----- Material provided
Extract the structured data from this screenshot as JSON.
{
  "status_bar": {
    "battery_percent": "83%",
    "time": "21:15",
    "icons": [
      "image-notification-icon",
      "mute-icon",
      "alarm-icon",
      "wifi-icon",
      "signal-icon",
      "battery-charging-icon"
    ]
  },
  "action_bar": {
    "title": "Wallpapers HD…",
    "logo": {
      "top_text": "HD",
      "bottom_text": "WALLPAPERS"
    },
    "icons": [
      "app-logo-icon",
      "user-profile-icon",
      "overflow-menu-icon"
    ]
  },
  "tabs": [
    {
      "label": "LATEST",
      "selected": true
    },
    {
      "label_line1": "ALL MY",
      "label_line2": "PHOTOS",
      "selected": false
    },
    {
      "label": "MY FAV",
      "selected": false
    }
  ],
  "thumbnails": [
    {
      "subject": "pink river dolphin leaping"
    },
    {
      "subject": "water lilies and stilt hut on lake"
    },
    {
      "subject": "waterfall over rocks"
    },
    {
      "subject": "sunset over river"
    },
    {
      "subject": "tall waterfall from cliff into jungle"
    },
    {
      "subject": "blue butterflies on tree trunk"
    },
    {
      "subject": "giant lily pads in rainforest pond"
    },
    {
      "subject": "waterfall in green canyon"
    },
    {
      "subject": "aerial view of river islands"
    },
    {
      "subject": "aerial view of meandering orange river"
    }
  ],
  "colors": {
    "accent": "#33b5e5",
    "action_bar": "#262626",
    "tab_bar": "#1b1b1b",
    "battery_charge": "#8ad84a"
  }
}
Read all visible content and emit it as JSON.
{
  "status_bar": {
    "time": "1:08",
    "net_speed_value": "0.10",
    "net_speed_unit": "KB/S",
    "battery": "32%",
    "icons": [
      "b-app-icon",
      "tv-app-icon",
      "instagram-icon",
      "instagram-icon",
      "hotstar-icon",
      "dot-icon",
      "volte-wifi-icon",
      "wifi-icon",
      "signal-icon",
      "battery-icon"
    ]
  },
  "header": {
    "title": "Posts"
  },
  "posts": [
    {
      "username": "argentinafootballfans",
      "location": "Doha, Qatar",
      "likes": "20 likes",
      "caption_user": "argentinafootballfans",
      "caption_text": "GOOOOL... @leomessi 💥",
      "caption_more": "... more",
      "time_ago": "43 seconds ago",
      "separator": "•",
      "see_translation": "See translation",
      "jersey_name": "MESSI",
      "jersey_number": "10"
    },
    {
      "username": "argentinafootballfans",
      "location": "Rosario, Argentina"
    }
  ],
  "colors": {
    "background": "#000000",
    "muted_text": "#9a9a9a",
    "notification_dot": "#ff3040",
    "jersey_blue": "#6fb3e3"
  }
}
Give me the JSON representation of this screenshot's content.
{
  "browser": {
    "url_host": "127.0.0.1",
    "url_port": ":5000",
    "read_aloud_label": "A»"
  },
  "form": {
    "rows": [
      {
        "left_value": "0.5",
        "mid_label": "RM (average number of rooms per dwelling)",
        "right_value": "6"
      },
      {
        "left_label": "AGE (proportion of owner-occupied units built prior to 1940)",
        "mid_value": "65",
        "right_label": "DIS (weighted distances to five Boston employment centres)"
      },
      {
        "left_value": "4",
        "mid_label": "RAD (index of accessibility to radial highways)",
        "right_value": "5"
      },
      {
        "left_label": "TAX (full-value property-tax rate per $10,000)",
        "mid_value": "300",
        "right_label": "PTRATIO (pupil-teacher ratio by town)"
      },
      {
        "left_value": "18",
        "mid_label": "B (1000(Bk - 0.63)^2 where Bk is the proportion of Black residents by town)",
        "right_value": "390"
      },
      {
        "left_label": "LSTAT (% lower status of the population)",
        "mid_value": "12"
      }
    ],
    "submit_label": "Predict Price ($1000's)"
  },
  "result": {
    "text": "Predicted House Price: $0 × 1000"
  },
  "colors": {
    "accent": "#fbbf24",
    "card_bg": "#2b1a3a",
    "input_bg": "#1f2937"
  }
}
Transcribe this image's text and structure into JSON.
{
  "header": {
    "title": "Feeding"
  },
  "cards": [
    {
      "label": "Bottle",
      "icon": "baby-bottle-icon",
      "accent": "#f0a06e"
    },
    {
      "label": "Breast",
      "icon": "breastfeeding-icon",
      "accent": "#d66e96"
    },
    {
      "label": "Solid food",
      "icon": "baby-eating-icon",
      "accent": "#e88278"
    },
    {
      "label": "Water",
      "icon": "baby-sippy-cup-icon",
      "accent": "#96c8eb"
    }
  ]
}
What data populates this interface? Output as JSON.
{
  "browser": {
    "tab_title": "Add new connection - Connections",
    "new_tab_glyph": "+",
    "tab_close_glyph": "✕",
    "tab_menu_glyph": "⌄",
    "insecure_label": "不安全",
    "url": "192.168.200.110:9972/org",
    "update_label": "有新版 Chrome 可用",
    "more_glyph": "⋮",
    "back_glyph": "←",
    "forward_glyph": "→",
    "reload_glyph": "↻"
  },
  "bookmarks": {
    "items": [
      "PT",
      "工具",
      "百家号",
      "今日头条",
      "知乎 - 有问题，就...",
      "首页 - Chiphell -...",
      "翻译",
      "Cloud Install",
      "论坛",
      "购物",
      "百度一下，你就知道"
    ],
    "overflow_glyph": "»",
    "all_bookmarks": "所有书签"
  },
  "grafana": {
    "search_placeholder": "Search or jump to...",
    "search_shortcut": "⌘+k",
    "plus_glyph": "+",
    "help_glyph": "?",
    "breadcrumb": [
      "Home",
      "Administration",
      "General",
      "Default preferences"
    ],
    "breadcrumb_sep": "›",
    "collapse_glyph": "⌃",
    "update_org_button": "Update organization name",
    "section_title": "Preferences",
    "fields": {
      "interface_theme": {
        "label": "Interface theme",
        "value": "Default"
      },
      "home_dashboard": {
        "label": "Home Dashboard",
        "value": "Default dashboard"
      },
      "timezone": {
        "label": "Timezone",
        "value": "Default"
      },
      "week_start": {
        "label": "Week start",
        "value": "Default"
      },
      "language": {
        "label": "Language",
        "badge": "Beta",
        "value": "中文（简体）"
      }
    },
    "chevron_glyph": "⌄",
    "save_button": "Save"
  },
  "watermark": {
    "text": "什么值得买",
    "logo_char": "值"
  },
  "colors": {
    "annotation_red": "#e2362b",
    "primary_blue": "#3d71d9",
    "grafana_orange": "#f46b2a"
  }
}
----------
## [Instructions for the task]
Extract each entry in full, exactly as given.

## [Task result]
Extract the structured data from this screenshot as JSON.
{
  "status_bar": {
    "battery_percent": "83%",
    "time": "21:15",
    "icons": [
      "image-notification-icon",
      "mute-icon",
      "alarm-icon",
      "wifi-icon",
      "signal-icon",
      "battery-charging-icon"
    ]
  },
  "action_bar": {
    "title": "Wallpapers HD…",
    "logo": {
      "top_text": "HD",
      "bottom_text": "WALLPAPERS"
    },
    "icons": [
      "app-logo-icon",
      "user-profile-icon",
      "overflow-menu-icon"
    ]
  },
  "tabs": [
    {
      "label": "LATEST",
      "selected": true
    },
    {
      "label_line1": "ALL MY",
      "label_line2": "PHOTOS",
      "selected": false
    },
    {
      "label": "MY FAV",
      "selected": false
    }
  ],
  "thumbnails": [
    {
      "subject": "pink river dolphin leaping"
    },
    {
      "subject": "water lilies and stilt hut on lake"
    },
    {
      "subject": "waterfall over rocks"
    },
    {
      "subject": "sunset over river"
    },
    {
      "subject": "tall waterfall from cliff into jungle"
    },
    {
      "subject": "blue butterflies on tree trunk"
    },
    {
      "subject": "giant lily pads in rainforest pond"
    },
    {
      "subject": "waterfall in green canyon"
    },
    {
      "subject": "aerial view of river islands"
    },
    {
      "subject": "aerial view of meandering orange river"
    }
  ],
  "colors": {
    "accent": "#33b5e5",
    "action_bar": "#262626",
    "tab_bar": "#1b1b1b",
    "battery_charge": "#8ad84a"
  }
}
Read all visible content and emit it as JSON.
{
  "status_bar": {
    "time": "1:08",
    "net_speed_value": "0.10",
    "net_speed_unit": "KB/S",
    "battery": "32%",
    "icons": [
      "b-app-icon",
      "tv-app-icon",
      "instagram-icon",
      "instagram-icon",
      "hotstar-icon",
      "dot-icon",
      "volte-wifi-icon",
      "wifi-icon",
      "signal-icon",
      "battery-icon"
    ]
  },
  "header": {
    "title": "Posts"
  },
  "posts": [
    {
      "username": "argentinafootballfans",
      "location": "Doha, Qatar",
      "likes": "20 likes",
      "caption_user": "argentinafootballfans",
      "caption_text": "GOOOOL... @leomessi 💥",
      "caption_more": "... more",
      "time_ago": "43 seconds ago",
      "separator": "•",
      "see_translation": "See translation",
      "jersey_name": "MESSI",
      "jersey_number": "10"
    },
    {
      "username": "argentinafootballfans",
      "location": "Rosario, Argentina"
    }
  ],
  "colors": {
    "background": "#000000",
    "muted_text": "#9a9a9a",
    "notification_dot": "#ff3040",
    "jersey_blue": "#6fb3e3"
  }
}
Give me the JSON representation of this screenshot's content.
{
  "browser": {
    "url_host": "127.0.0.1",
    "url_port": ":5000",
    "read_aloud_label": "A»"
  },
  "form": {
    "rows": [
      {
        "left_value": "0.5",
        "mid_label": "RM (average number of rooms per dwelling)",
        "right_value": "6"
      },
      {
        "left_label": "AGE (proportion of owner-occupied units built prior to 1940)",
        "mid_value": "65",
        "right_label": "DIS (weighted distances to five Boston employment centres)"
      },
      {
        "left_value": "4",
        "mid_label": "RAD (index of accessibility to radial highways)",
        "right_value": "5"
      },
      {
        "left_label": "TAX (full-value property-tax rate per $10,000)",
        "mid_value": "300",
        "right_label": "PTRATIO (pupil-teacher ratio by town)"
      },
      {
        "left_value": "18",
        "mid_label": "B (1000(Bk - 0.63)^2 where Bk is the proportion of Black residents by town)",
        "right_value": "390"
      },
      {
        "left_label": "LSTAT (% lower status of the population)",
        "mid_value": "12"
      }
    ],
    "submit_label": "Predict Price ($1000's)"
  },
  "result": {
    "text": "Predicted House Price: $0 × 1000"
  },
  "colors": {
    "accent": "#fbbf24",
    "card_bg": "#2b1a3a",
    "input_bg": "#1f2937"
  }
}
Transcribe this image's text and structure into JSON.
{
  "header": {
    "title": "Feeding"
  },
  "cards": [
    {
      "label": "Bottle",
      "icon": "baby-bottle-icon",
      "accent": "#f0a06e"
    },
    {
      "label": "Breast",
      "icon": "breastfeeding-icon",
      "accent": "#d66e96"
    },
    {
      "label": "Solid food",
      "icon": "baby-eating-icon",
      "accent": "#e88278"
    },
    {
      "label": "Water",
      "icon": "baby-sippy-cup-icon",
      "accent": "#96c8eb"
    }
  ]
}
What data populates this interface? Output as JSON.
{
  "browser": {
    "tab_title": "Add new connection - Connections",
    "new_tab_glyph": "+",
    "tab_close_glyph": "✕",
    "tab_menu_glyph": "⌄",
    "insecure_label": "不安全",
    "url": "192.168.200.110:9972/org",
    "update_label": "有新版 Chrome 可用",
    "more_glyph": "⋮",
    "back_glyph": "←",
    "forward_glyph": "→",
    "reload_glyph": "↻"
  },
  "bookmarks": {
    "items": [
      "PT",
      "工具",
      "百家号",
      "今日头条",
      "知乎 - 有问题，就...",
      "首页 - Chiphell -...",
      "翻译",
      "Cloud Install",
      "论坛",
      "购物",
      "百度一下，你就知道"
    ],
    "overflow_glyph": "»",
    "all_bookmarks": "所有书签"
  },
  "grafana": {
    "search_placeholder": "Search or jump to...",
    "search_shortcut": "⌘+k",
    "plus_glyph": "+",
    "help_glyph": "?",
    "breadcrumb": [
      "Home",
      "Administration",
      "General",
      "Default preferences"
    ],
    "breadcrumb_sep": "›",
    "collapse_glyph": "⌃",
    "update_org_button": "Update organization name",
    "section_title": "Preferences",
    "fields": {
      "interface_theme": {
        "label": "Interface theme",
        "value": "Default"
      },
      "home_dashboard": {
        "label": "Home Dashboard",
        "value": "Default dashboard"
      },
      "timezone": {
        "label": "Timezone",
        "value": "Default"
      },
      "week_start": {
        "label": "Week start",
        "value": "Default"
      },
      "language": {
        "label": "Language",
        "badge": "Beta",
        "value": "中文（简体）"
      }
    },
    "chevron_glyph": "⌄",
    "save_button": "Save"
  },
  "watermark": {
    "text": "什么值得买",
    "logo_char": "值"
  },
  "colors": {
    "annotation_red": "#e2362b",
    "primary_blue": "#3d71d9",
    "grafana_orange": "#f46b2a"
  }
}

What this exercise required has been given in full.